- [Set exercise]: Go through the lines below and copy each one that holds the string "Требования".

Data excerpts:
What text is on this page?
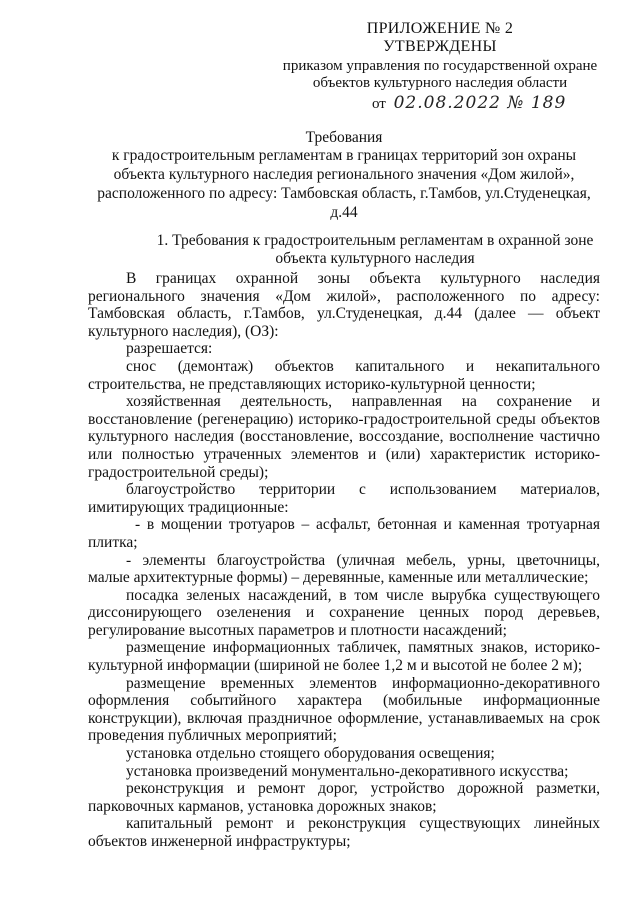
ПРИЛОЖЕНИЕ № 2
УТВЕРЖДЕНЫ
приказом управления по государственной охране
объектов культурного наследия области
от 02.08.2022 № 189
Требования
к градостроительным регламентам в границах территорий зон охраны объекта культурного наследия регионального значения «Дом жилой», расположенного по адресу: Тамбовская область, г.Тамбов, ул.Студенецкая, д.44
1. Требования к градостроительным регламентам в охранной зоне объекта культурного наследия

В границах охранной зоны объекта культурного наследия регионального значения «Дом жилой», расположенного по адресу: Тамбовская область, г.Тамбов, ул.Студенецкая, д.44 (далее — объект культурного наследия), (ОЗ):

разрешается:

снос (демонтаж) объектов капитального и некапитального строительства, не представляющих историко-культурной ценности;

хозяйственная деятельность, направленная на сохранение и восстановление (регенерацию) историко-градостроительной среды объектов культурного наследия (восстановление, воссоздание, восполнение частично или полностью утраченных элементов и (или) характеристик историко-градостроительной среды);

благоустройство территории с использованием материалов, имитирующих традиционные:

- в мощении тротуаров – асфальт, бетонная и каменная тротуарная плитка;

- элементы благоустройства (уличная мебель, урны, цветочницы, малые архитектурные формы) – деревянные, каменные или металлические;

посадка зеленых насаждений, в том числе вырубка существующего диссонирующего озеленения и сохранение ценных пород деревьев, регулирование высотных параметров и плотности насаждений;

размещение информационных табличек, памятных знаков, историко-культурной информации (шириной не более 1,2 м и высотой не более 2 м);

размещение временных элементов информационно-декоративного оформления событийного характера (мобильные информационные конструкции), включая праздничное оформление, устанавливаемых на срок проведения публичных мероприятий;

установка отдельно стоящего оборудования освещения;

установка произведений монументально-декоративного искусства;

реконструкция и ремонт дорог, устройство дорожной разметки, парковочных карманов, установка дорожных знаков;

капитальный ремонт и реконструкция существующих линейных объектов инженерной инфраструктуры;
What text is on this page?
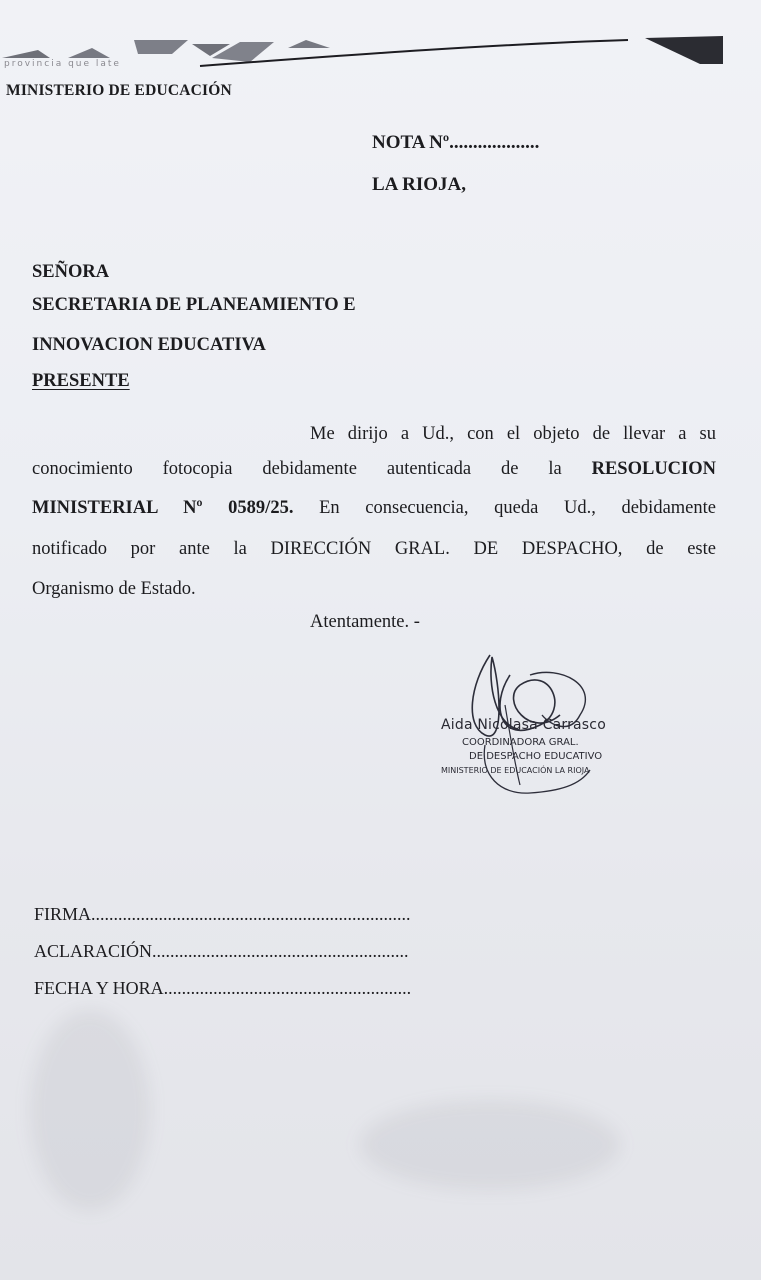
provincia que late
MINISTERIO DE EDUCACIÓN
NOTA Nº...................
LA RIOJA,
SEÑORA
SECRETARIA DE PLANEAMIENTO E
INNOVACION EDUCATIVA
PRESENTE
Me dirijo a Ud., con el objeto de llevar a su
conocimiento fotocopia debidamente autenticada de la RESOLUCION
MINISTERIAL Nº 0589/25. En consecuencia, queda Ud., debidamente
notificado por ante la DIRECCIÓN GRAL. DE DESPACHO, de este
Organismo de Estado.
Atentamente. -
Aida Nicolasa Carrasco
COORDINADORA GRAL.
DE DESPACHO EDUCATIVO
MINISTERIO DE EDUCACIÓN LA RIOJA
FIRMA.......................................................................
ACLARACIÓN.........................................................
FECHA Y HORA.......................................................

- [Complete response]:
Требования
1. Требования к градостроительным регламентам в охранной зоне объекта культурного наследия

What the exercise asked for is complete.